PROVIDED INFORMATION:
---
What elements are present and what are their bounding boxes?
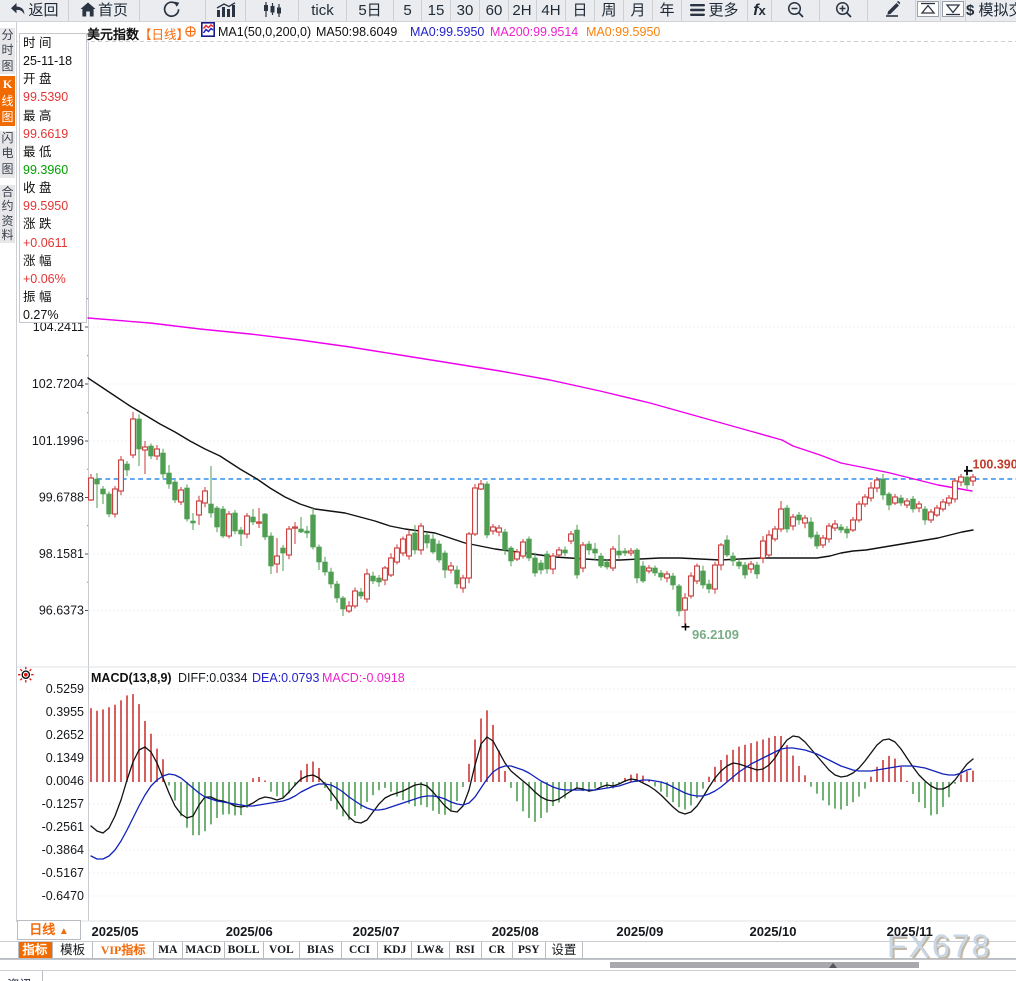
svg-text:-0.3864: -0.3864 — [42, 843, 84, 857]
svg-text:-0.2561: -0.2561 — [42, 820, 84, 834]
svg-text:99.6788: 99.6788 — [39, 491, 84, 505]
svg-text:-0.6470: -0.6470 — [42, 889, 84, 903]
svg-text:96.6373: 96.6373 — [39, 604, 84, 618]
svg-text:98.1581: 98.1581 — [39, 547, 84, 561]
svg-text:MACD:-0.0918: MACD:-0.0918 — [322, 671, 405, 685]
svg-text:101.1996: 101.1996 — [32, 434, 84, 448]
svg-text:-0.5167: -0.5167 — [42, 866, 84, 880]
svg-text:DEA:0.0793: DEA:0.0793 — [252, 671, 319, 685]
svg-text:0.3955: 0.3955 — [46, 705, 84, 719]
svg-text:104.2411: 104.2411 — [33, 320, 84, 334]
svg-text:100.3901: 100.3901 — [973, 458, 1016, 472]
svg-text:0.1349: 0.1349 — [46, 751, 84, 765]
svg-text:-0.1257: -0.1257 — [42, 797, 84, 811]
svg-text:DIFF:0.0334: DIFF:0.0334 — [178, 671, 248, 685]
svg-text:0.0046: 0.0046 — [46, 774, 84, 788]
svg-text:MACD(13,8,9): MACD(13,8,9) — [91, 671, 172, 685]
svg-text:96.2109: 96.2109 — [692, 627, 739, 642]
svg-text:0.2652: 0.2652 — [46, 728, 84, 742]
svg-text:0.5259: 0.5259 — [46, 682, 84, 696]
svg-text:102.7204: 102.7204 — [32, 377, 84, 391]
---
WHAT YOU SHOULD DO:
Copy the records above word for word, leaving out the pictures.

SOLVED PROBLEM:
What elements are present and what are their bounding boxes?
svg-text:-0.3864: -0.3864 — [42, 843, 84, 857]
svg-text:-0.2561: -0.2561 — [42, 820, 84, 834]
svg-text:99.6788: 99.6788 — [39, 491, 84, 505]
svg-text:-0.6470: -0.6470 — [42, 889, 84, 903]
svg-text:96.6373: 96.6373 — [39, 604, 84, 618]
svg-text:98.1581: 98.1581 — [39, 547, 84, 561]
svg-text:MACD:-0.0918: MACD:-0.0918 — [322, 671, 405, 685]
svg-text:101.1996: 101.1996 — [32, 434, 84, 448]
svg-text:-0.5167: -0.5167 — [42, 866, 84, 880]
svg-text:DEA:0.0793: DEA:0.0793 — [252, 671, 319, 685]
svg-text:0.3955: 0.3955 — [46, 705, 84, 719]
svg-text:104.2411: 104.2411 — [33, 320, 84, 334]
svg-text:100.3901: 100.3901 — [973, 458, 1016, 472]
svg-text:0.1349: 0.1349 — [46, 751, 84, 765]
svg-text:-0.1257: -0.1257 — [42, 797, 84, 811]
svg-text:DIFF:0.0334: DIFF:0.0334 — [178, 671, 248, 685]
svg-text:0.0046: 0.0046 — [46, 774, 84, 788]
svg-text:MACD(13,8,9): MACD(13,8,9) — [91, 671, 172, 685]
svg-text:96.2109: 96.2109 — [692, 627, 739, 642]
svg-text:0.2652: 0.2652 — [46, 728, 84, 742]
svg-text:0.5259: 0.5259 — [46, 682, 84, 696]
svg-text:102.7204: 102.7204 — [32, 377, 84, 391]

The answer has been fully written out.